Recorded data:
** BEGIN **
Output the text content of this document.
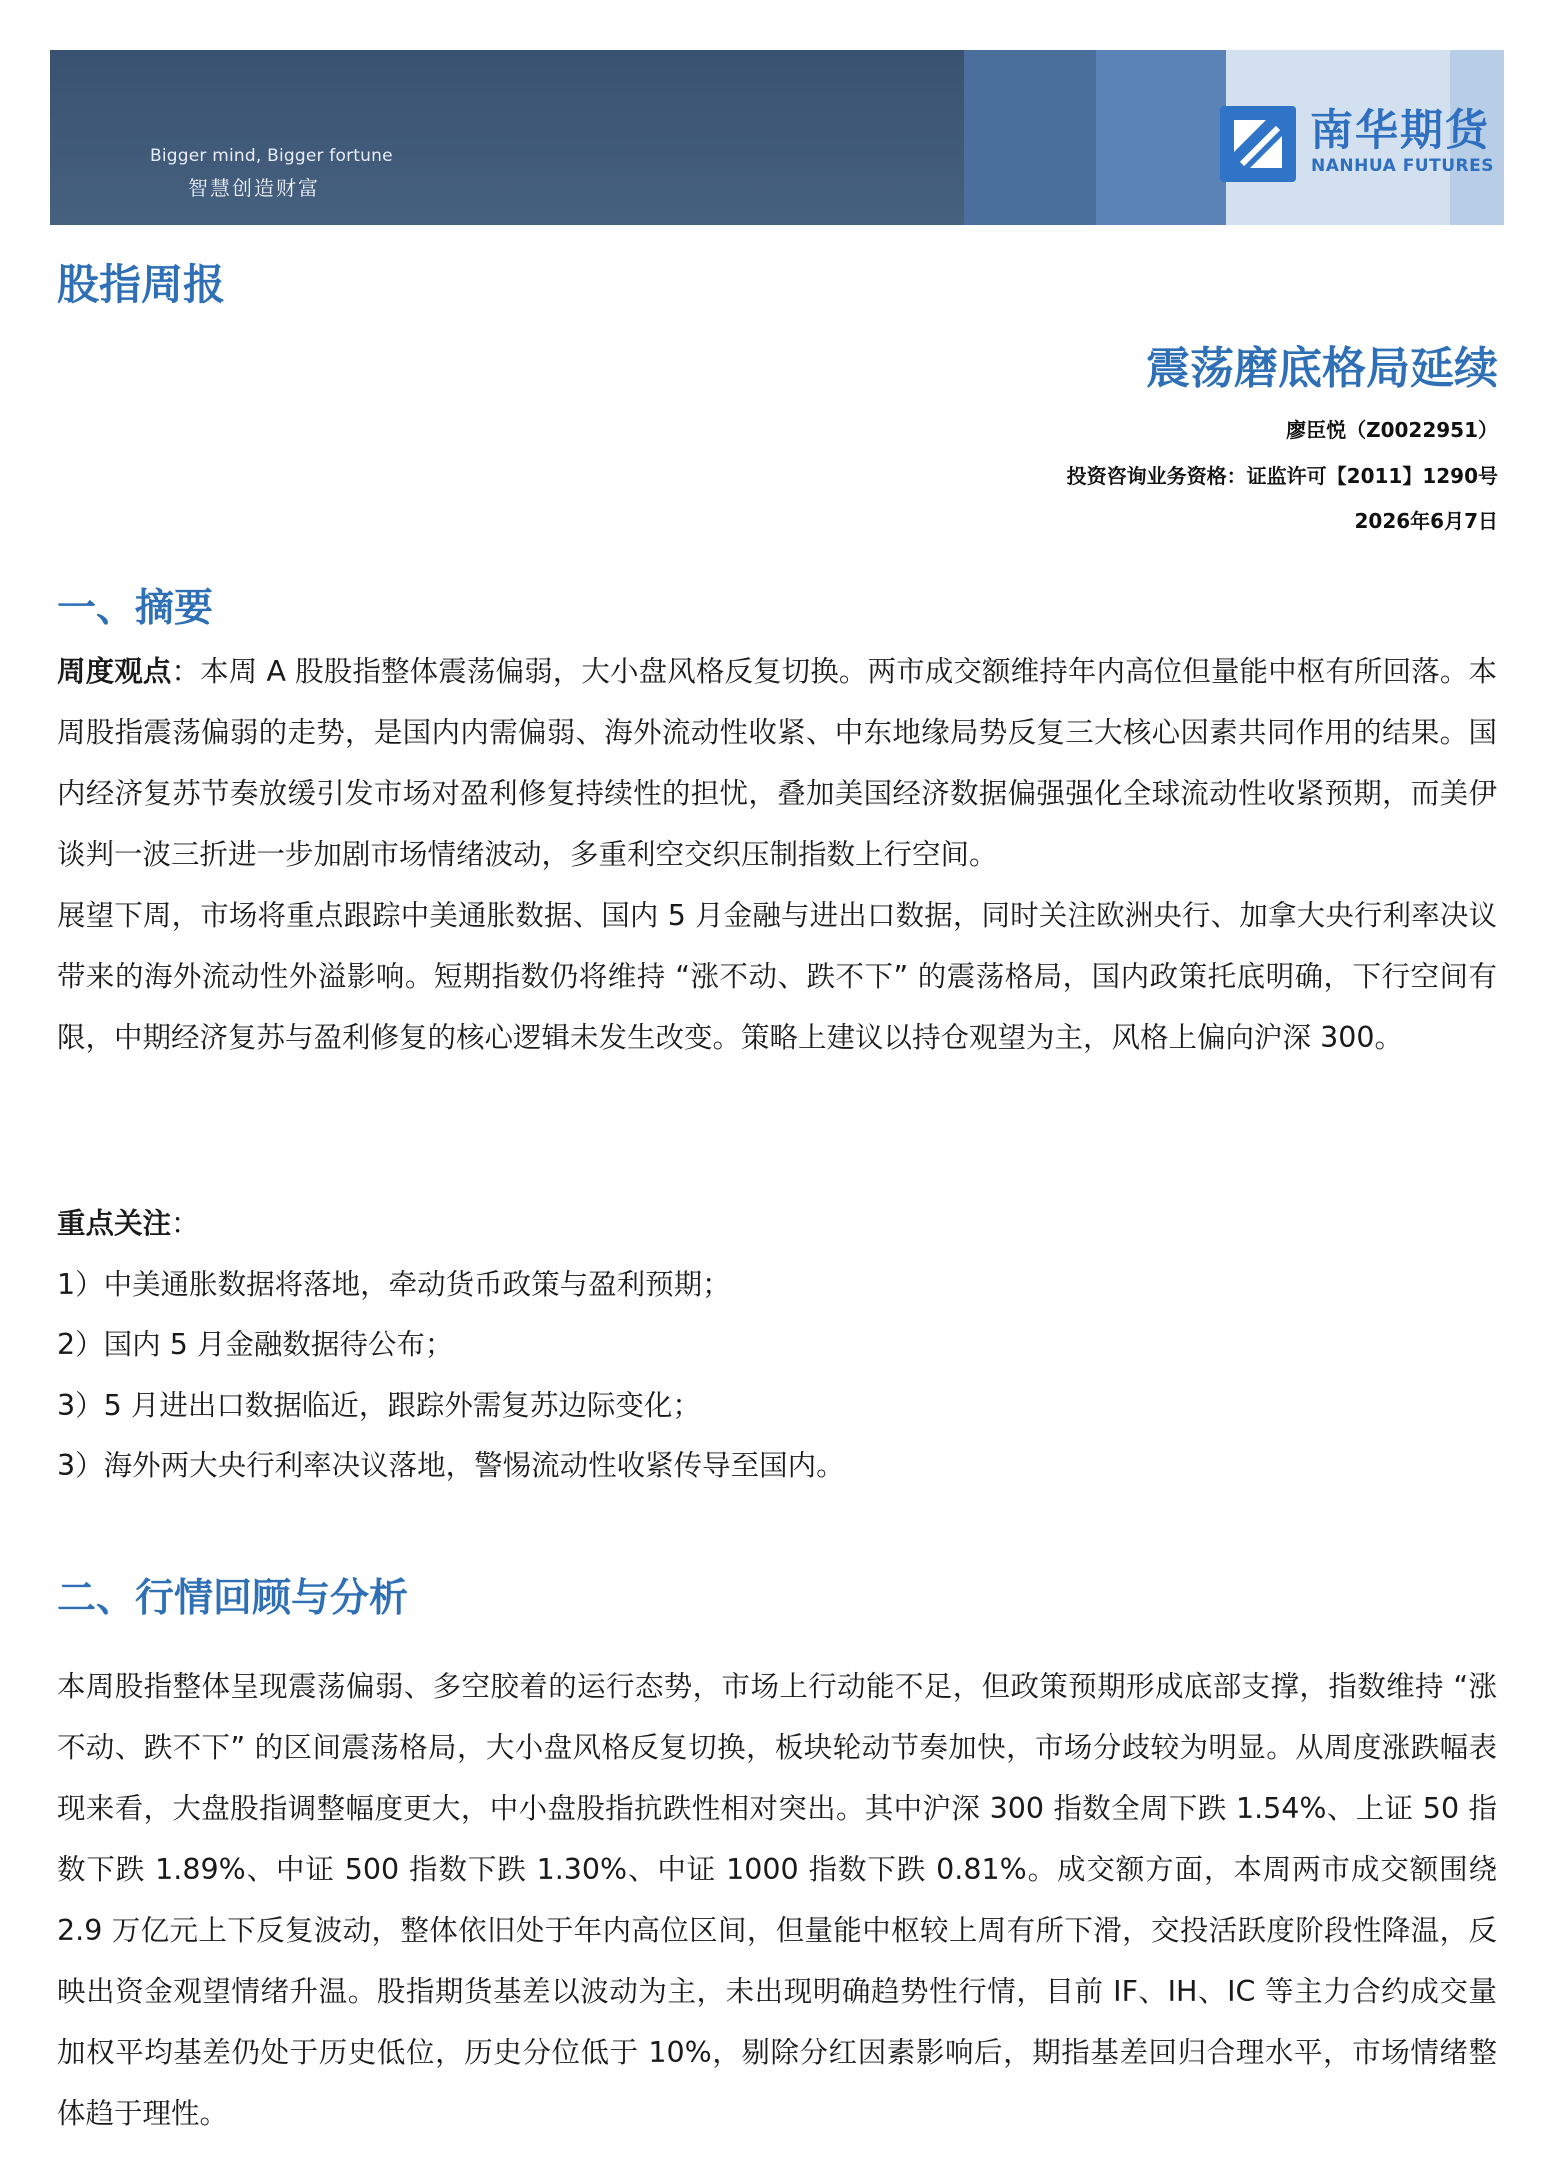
Bigger mind, Bigger fortune
智慧创造财富
南华期货
NANHUA FUTURES
股指周报
震荡磨底格局延续
廖臣悦（Z0022951）
投资咨询业务资格：证监许可【2011】1290号
2026年6月7日
一、摘要

周度观点：本周 A 股股指整体震荡偏弱，大小盘风格反复切换。两市成交额维持年内高位但量能中枢有所回落。本周股指震荡偏弱的走势，是国内内需偏弱、海外流动性收紧、中东地缘局势反复三大核心因素共同作用的结果。国内经济复苏节奏放缓引发市场对盈利修复持续性的担忧，叠加美国经济数据偏强强化全球流动性收紧预期，而美伊谈判一波三折进一步加剧市场情绪波动，多重利空交织压制指数上行空间。

展望下周，市场将重点跟踪中美通胀数据、国内 5 月金融与进出口数据，同时关注欧洲央行、加拿大央行利率决议带来的海外流动性外溢影响。短期指数仍将维持 “涨不动、跌不下” 的震荡格局，国内政策托底明确，下行空间有限，中期经济复苏与盈利修复的核心逻辑未发生改变。策略上建议以持仓观望为主，风格上偏向沪深 300。

重点关注：
1）中美通胀数据将落地，牵动货币政策与盈利预期；
2）国内 5 月金融数据待公布；
3）5 月进出口数据临近，跟踪外需复苏边际变化；
3）海外两大央行利率决议落地，警惕流动性收紧传导至国内。
二、行情回顾与分析

本周股指整体呈现震荡偏弱、多空胶着的运行态势，市场上行动能不足，但政策预期形成底部支撑，指数维持 “涨不动、跌不下” 的区间震荡格局，大小盘风格反复切换，板块轮动节奏加快，市场分歧较为明显。从周度涨跌幅表现来看，大盘股指调整幅度更大，中小盘股指抗跌性相对突出。其中沪深 300 指数全周下跌 1.54%、上证 50 指数下跌 1.89%、中证 500 指数下跌 1.30%、中证 1000 指数下跌 0.81%。成交额方面，本周两市成交额围绕 2.9 万亿元上下反复波动，整体依旧处于年内高位区间，但量能中枢较上周有所下滑，交投活跃度阶段性降温，反映出资金观望情绪升温。股指期货基差以波动为主，未出现明确趋势性行情，目前 IF、IH、IC 等主力合约成交量加权平均基差仍处于历史低位，历史分位低于 10%，剔除分红因素影响后，期指基差回归合理水平，市场情绪整体趋于理性。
** END **
Would you mind returning each entry above word for word, skipping the images?

## Output
Output the text content of this document.
Bigger mind, Bigger fortune
智慧创造财富
南华期货
NANHUA FUTURES
股指周报
震荡磨底格局延续
廖臣悦（Z0022951）
投资咨询业务资格：证监许可【2011】1290号
2026年6月7日
一、摘要

周度观点：本周 A 股股指整体震荡偏弱，大小盘风格反复切换。两市成交额维持年内高位但量能中枢有所回落。本周股指震荡偏弱的走势，是国内内需偏弱、海外流动性收紧、中东地缘局势反复三大核心因素共同作用的结果。国内经济复苏节奏放缓引发市场对盈利修复持续性的担忧，叠加美国经济数据偏强强化全球流动性收紧预期，而美伊谈判一波三折进一步加剧市场情绪波动，多重利空交织压制指数上行空间。

展望下周，市场将重点跟踪中美通胀数据、国内 5 月金融与进出口数据，同时关注欧洲央行、加拿大央行利率决议带来的海外流动性外溢影响。短期指数仍将维持 “涨不动、跌不下” 的震荡格局，国内政策托底明确，下行空间有限，中期经济复苏与盈利修复的核心逻辑未发生改变。策略上建议以持仓观望为主，风格上偏向沪深 300。

重点关注：
1）中美通胀数据将落地，牵动货币政策与盈利预期；
2）国内 5 月金融数据待公布；
3）5 月进出口数据临近，跟踪外需复苏边际变化；
3）海外两大央行利率决议落地，警惕流动性收紧传导至国内。
二、行情回顾与分析

本周股指整体呈现震荡偏弱、多空胶着的运行态势，市场上行动能不足，但政策预期形成底部支撑，指数维持 “涨不动、跌不下” 的区间震荡格局，大小盘风格反复切换，板块轮动节奏加快，市场分歧较为明显。从周度涨跌幅表现来看，大盘股指调整幅度更大，中小盘股指抗跌性相对突出。其中沪深 300 指数全周下跌 1.54%、上证 50 指数下跌 1.89%、中证 500 指数下跌 1.30%、中证 1000 指数下跌 0.81%。成交额方面，本周两市成交额围绕 2.9 万亿元上下反复波动，整体依旧处于年内高位区间，但量能中枢较上周有所下滑，交投活跃度阶段性降温，反映出资金观望情绪升温。股指期货基差以波动为主，未出现明确趋势性行情，目前 IF、IH、IC 等主力合约成交量加权平均基差仍处于历史低位，历史分位低于 10%，剔除分红因素影响后，期指基差回归合理水平，市场情绪整体趋于理性。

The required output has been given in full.